▸ **PASSAGE**
================
Utilities estimates capital expenditures at approximately $20 million,
including $4 million in 1996, in order to meet the acid rain
requirements of the Act.
The acid rain program under the Act also governs SO2 allowances.
An allowance is defined as an authorization for an owner to emit one ton
of SO2 into the atmosphere. Currently, Utilities receives a sufficient
number of allowances annually to offset its emissions of SO2 from its
Phase I units. It is anticipated that in the year 2000, Utilities may
have an insufficient number of allowances annually to offset its
estimated emissions and may have to purchase additional allowances, or
make modifications to the plants or limit operations to reduce
emissions. Utilities is reviewing its options to ensure that it will
have sufficient allowances to offset its emissions in the future.
Utilities believes that the potential cost of ensuring sufficient
allowances will not have a material adverse effect on its financial
position or results of operations.
The Act also requires the United States Environmental Protection
Agency (EPA) to study and regulate, if necessary, additional issues that
potentially affect the electric utility industry, including emissions
relating to NOx, ozone transport and mercury. Currently, the impacts of
these potential regulations are too speculative to quantify.
In 1995, the EPA published the Sulfur Dioxide Network Design Review
for Cedar Rapids, Iowa, which, based on the EPA's assumptions and worst-
case modeling method suggests that the Cedar Rapids area could be
classified as "nonattainment" for the National Ambient Air Quality
Standard (NAAQS) established for SO2. The worst-case modeling study
suggested that two of Utilities' generating facilities contribute to the
modeled exceedences and recommended that additional monitors be located
near Utilities' sources to assess actual ambient air quality. In the
event that Utilities' facilities contribute excessive emissions,
Utilities would be required to reduce emissions, which would primarily
entail capital expenditures for modifications to the facilities.
Utilities is planning to repower one of the generating facilities that
was contributing to the modeled exceedences which will have the added
inherent benefit of reducing SO2 emissions. Utilities is proposing to
resolve the remainder of EPA's nonattainment concerns by installing a
new stack at the other generating facility contributing to the modeled
exceedences at a potential capital cost of up to $4.5 million over the
next four years.
(c) FERC Order No. 636 -
Pursuant to FERC Order No. 636 (Order 636), which transitions the
natural gas supply business to a less regulated environment, Utilities
has enhanced access to competitively priced gas supply and more flexible
transportation services. However, under Order 636, Utilities is
required to pay certain transition costs incurred and billed by its
pipeline suppliers.
================
▸ **INFORMATION GIVEN**
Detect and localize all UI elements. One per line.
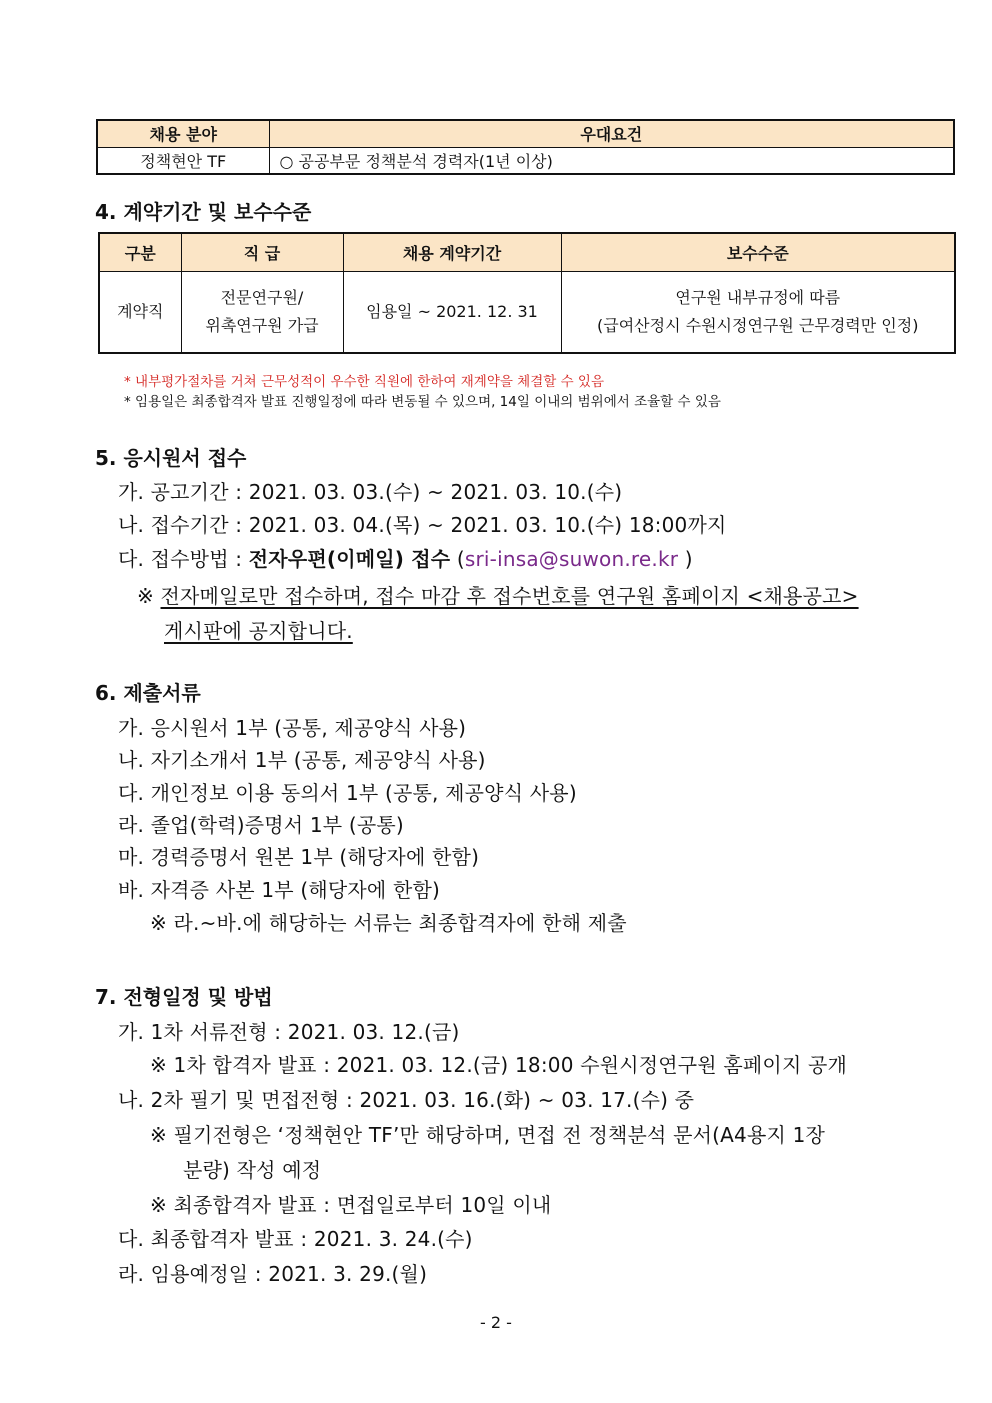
s5-note-mark: ※ <box>137 584 161 608</box>
s5-note-text-2: 게시판에 공지합니다. <box>164 619 353 643</box>
s6-note: ※ 라.~바.에 해당하는 서류는 최종합격자에 한해 제출 <box>150 911 627 935</box>
s6-item: 라. 졸업(학력)증명서 1부 (공통) <box>118 813 404 837</box>
s5-receipt-period: 나. 접수기간 : 2021. 03. 04.(목) ~ 2021. 03. 10.(수) 18:00까지 <box>118 513 727 537</box>
contract-cell-type: 계약직 <box>99 271 181 353</box>
s7-first-screening-note: ※ 1차 합격자 발표 : 2021. 03. 12.(금) 18:00 수원시정연구원 홈페이지 공개 <box>150 1053 848 1077</box>
contract-note-start-date: * 임용일은 최종합격자 발표 진행일정에 따라 변동될 수 있으며, 14일 이내의 범위에서 조율할 수 있음 <box>124 394 721 410</box>
s7-final-announcement: 다. 최종합격자 발표 : 2021. 3. 24.(수) <box>118 1227 473 1251</box>
section-5-title: 5. 응시원서 접수 <box>95 446 247 470</box>
s6-item: 가. 응시원서 1부 (공통, 제공양식 사용) <box>118 716 467 740</box>
contract-table <box>98 232 956 354</box>
contract-header-rank: 직 급 <box>181 233 343 271</box>
contract-header-type: 구분 <box>99 233 181 271</box>
contract-cell-rank <box>181 271 343 353</box>
contract-note-renewal: * 내부평가절차를 거쳐 근무성적이 우수한 직원에 한하여 재계약을 체결할 수 있음 <box>124 374 605 390</box>
section-7-title: 7. 전형일정 및 방법 <box>95 985 273 1009</box>
contract-header-pay: 보수수준 <box>561 233 955 271</box>
s7-first-screening: 가. 1차 서류전형 : 2021. 03. 12.(금) <box>118 1020 460 1044</box>
pref-cell-requirement: ○ 공공부문 정책분석 경력자(1년 이상) <box>269 147 954 174</box>
s5-method-prefix: 다. 접수방법 : <box>118 547 249 571</box>
s6-item: 바. 자격증 사본 1부 (해당자에 한함) <box>118 878 441 902</box>
preference-table <box>96 119 955 175</box>
contract-cell-period: 임용일 ~ 2021. 12. 31 <box>343 271 561 353</box>
pref-header-requirement: 우대요건 <box>269 120 954 147</box>
contract-header-period: 채용 계약기간 <box>343 233 561 271</box>
s7-written-note-2: 분량) 작성 예정 <box>183 1158 322 1182</box>
contract-rank-line-2: 위촉연구원 가급 <box>205 315 319 335</box>
s5-method-close: ) <box>678 547 693 571</box>
s7-second-screening: 나. 2차 필기 및 면접전형 : 2021. 03. 16.(화) ~ 03. 17.(수) 중 <box>118 1088 695 1112</box>
section-6-title: 6. 제출서류 <box>95 681 201 705</box>
s6-item: 다. 개인정보 이용 동의서 1부 (공통, 제공양식 사용) <box>118 781 577 805</box>
pref-header-field: 채용 분야 <box>97 120 269 147</box>
s5-announce-period: 가. 공고기간 : 2021. 03. 03.(수) ~ 2021. 03. 10.(수) <box>118 480 623 504</box>
s5-method-bold: 전자우편(이메일) 접수 <box>248 547 451 571</box>
s5-note-text-1: 전자메일로만 접수하며, 접수 마감 후 접수번호를 연구원 홈페이지 <채용공고> <box>160 584 859 608</box>
s5-method-open: ( <box>450 547 465 571</box>
contract-pay-line-2: (급여산정시 수원시정연구원 근무경력만 인정) <box>597 315 919 335</box>
s5-receipt-method <box>118 543 693 572</box>
contract-rank-line-1: 전문연구원/ <box>220 287 304 307</box>
contract-cell-pay <box>561 271 955 353</box>
pref-cell-field: 정책현안 TF <box>97 147 269 174</box>
contract-pay-line-1: 연구원 내부규정에 따름 <box>675 287 841 307</box>
s6-item: 마. 경력증명서 원본 1부 (해당자에 한함) <box>118 845 480 869</box>
section-4-title: 4. 계약기간 및 보수수준 <box>95 200 312 224</box>
s5-email-link[interactable]: sri-insa@suwon.re.kr <box>464 547 679 571</box>
page-number: - 2 - <box>480 1313 512 1332</box>
s5-note-line-1 <box>137 580 859 609</box>
s7-written-note-1: ※ 필기전형은 ‘정책현안 TF’만 해당하며, 면접 전 정책분석 문서(A4용지 1장 <box>150 1123 826 1147</box>
s7-appointment-date: 라. 임용예정일 : 2021. 3. 29.(월) <box>118 1262 428 1286</box>
s7-final-note: ※ 최종합격자 발표 : 면접일로부터 10일 이내 <box>150 1193 552 1217</box>
s6-item: 나. 자기소개서 1부 (공통, 제공양식 사용) <box>118 748 486 772</box>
================
▸ **WHAT IS ASKED**
**1)** In the passage on Utilities' environmental and regulatory matters, rewrite the paragraph beginning "The acid rain program under the Act" as a brief bulleted list that keeps its main facts.
**2)** Carry the passage on Utilities' environmental and regulatory matters forward, picking up right after its final sentence about transition costs billed by pipeline suppliers.

▸ **ANSWERS TO THE PROBLEMS**
**1)**
- The Act's acid rain program governs SO2 allowances. Each allowance authorizes an owner to emit one ton of SO2.
- Utilities currently receives enough allowances each year to offset SO2 emissions from its Phase I units.
- In 2000, it may not have enough. It may then need to buy more allowances, modify its plants, or limit operations to cut emissions.
- Utilities is reviewing its options to keep enough allowances in the future.
- It believes the cost of doing so will not have a material adverse effect on its financial position or results of operations.

**2)**
Utilities began paying the transition costs in 1993 and at March
31, 1996, has recorded a liability of $4.7 million for those transition
costs that have been incurred, but not yet billed, by the pipelines to
date, including $1.9 million expected to be billed through March 1997.
Utilities is currently recovering the transition costs from its
customers through its Purchased Gas Adjustment Clauses as such costs are
billed by the pipelines. Transition costs, in addition to the recorded
liability, that may ultimately be charged to Utilities could approximate
$5.0 million. The ultimate level of costs to be billed to Utilities
depends on the pipelines' future filings with the FERC and other future
events, including the market price of natural gas. However, Utilities
believes any transition costs that the FERC would allow the pipelines to
collect from Utilities would be recovered from its customers, based upon
regulatory treatment of these costs currently and similar past costs by
the IUB. Accordingly, regulatory assets, in amounts corresponding to
the recorded liabilities, have been recorded to reflect the anticipated
recovery.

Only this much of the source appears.